▶ _WORK TO DO_:
From the listing below, work out how many lines contain "苔藓植物". Reply with that number only.

(Data entries)
▼

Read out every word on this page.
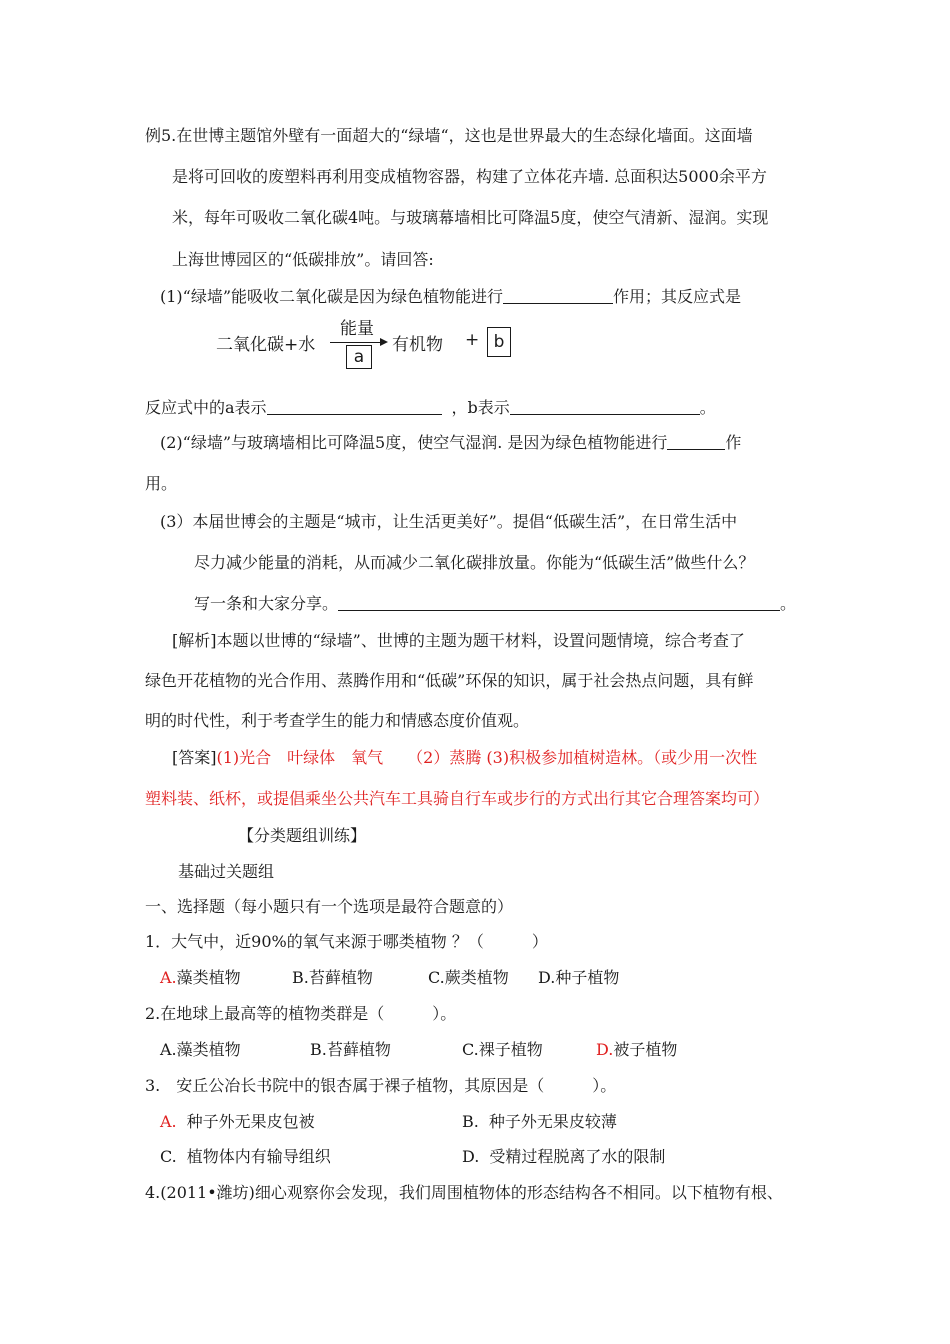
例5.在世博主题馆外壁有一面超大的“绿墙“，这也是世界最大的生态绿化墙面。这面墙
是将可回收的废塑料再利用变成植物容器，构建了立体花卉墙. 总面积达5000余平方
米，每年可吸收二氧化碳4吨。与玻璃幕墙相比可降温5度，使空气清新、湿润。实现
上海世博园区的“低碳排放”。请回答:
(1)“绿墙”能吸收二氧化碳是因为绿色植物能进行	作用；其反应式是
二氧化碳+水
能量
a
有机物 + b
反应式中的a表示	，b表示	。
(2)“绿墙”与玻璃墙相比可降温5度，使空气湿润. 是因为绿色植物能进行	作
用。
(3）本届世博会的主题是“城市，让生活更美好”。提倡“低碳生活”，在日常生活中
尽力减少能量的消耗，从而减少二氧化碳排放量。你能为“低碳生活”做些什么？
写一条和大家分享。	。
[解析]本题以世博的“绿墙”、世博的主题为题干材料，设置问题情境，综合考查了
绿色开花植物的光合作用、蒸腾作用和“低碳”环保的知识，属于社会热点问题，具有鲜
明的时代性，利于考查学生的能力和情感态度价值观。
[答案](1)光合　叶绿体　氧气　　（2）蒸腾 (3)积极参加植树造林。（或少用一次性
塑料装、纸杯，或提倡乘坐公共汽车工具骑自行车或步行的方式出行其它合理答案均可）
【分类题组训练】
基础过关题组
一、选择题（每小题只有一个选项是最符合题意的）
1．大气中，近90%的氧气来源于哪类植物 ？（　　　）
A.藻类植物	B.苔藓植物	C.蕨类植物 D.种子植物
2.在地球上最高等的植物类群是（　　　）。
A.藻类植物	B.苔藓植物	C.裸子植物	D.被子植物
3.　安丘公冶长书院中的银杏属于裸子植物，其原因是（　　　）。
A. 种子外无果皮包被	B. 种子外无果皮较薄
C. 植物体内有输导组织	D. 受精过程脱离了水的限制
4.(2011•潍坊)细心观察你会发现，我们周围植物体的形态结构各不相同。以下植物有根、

▲
▼

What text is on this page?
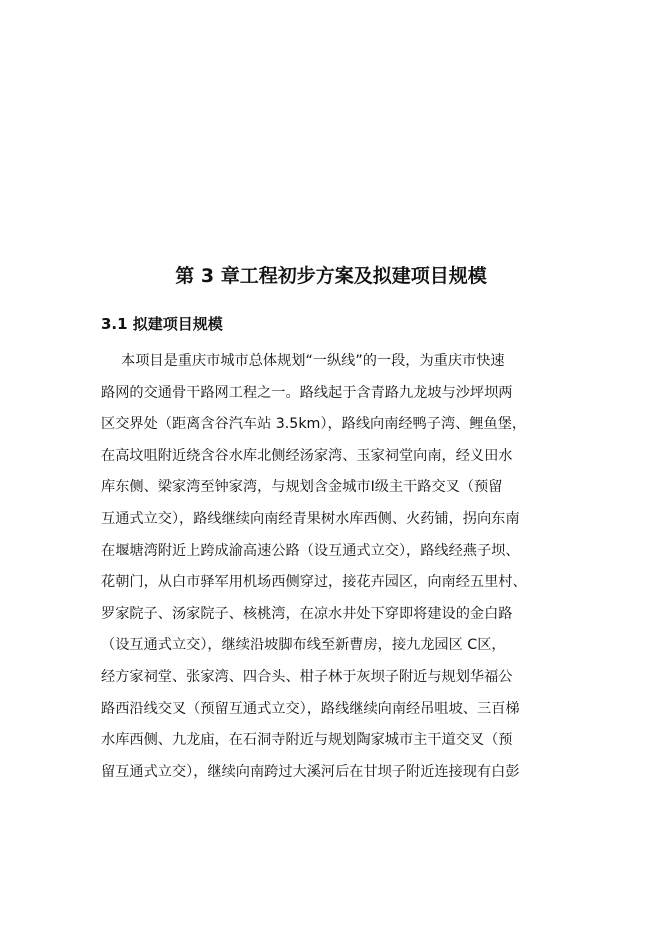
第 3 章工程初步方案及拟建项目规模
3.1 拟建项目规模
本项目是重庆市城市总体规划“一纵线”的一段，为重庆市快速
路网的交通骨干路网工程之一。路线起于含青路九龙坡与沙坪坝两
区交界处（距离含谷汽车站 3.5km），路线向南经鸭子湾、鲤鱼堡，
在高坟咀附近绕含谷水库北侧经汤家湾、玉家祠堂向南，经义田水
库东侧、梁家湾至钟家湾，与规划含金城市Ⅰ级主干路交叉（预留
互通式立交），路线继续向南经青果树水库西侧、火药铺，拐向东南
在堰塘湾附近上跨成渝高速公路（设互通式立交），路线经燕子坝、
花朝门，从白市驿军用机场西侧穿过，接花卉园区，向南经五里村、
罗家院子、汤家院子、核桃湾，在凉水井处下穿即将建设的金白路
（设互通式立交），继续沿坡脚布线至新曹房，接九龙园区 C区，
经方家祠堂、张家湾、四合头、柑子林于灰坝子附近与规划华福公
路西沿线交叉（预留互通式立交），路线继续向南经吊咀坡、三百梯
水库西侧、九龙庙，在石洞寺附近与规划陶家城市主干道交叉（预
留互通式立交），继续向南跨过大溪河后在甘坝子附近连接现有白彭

▲

▶ _OUTPUT_:
2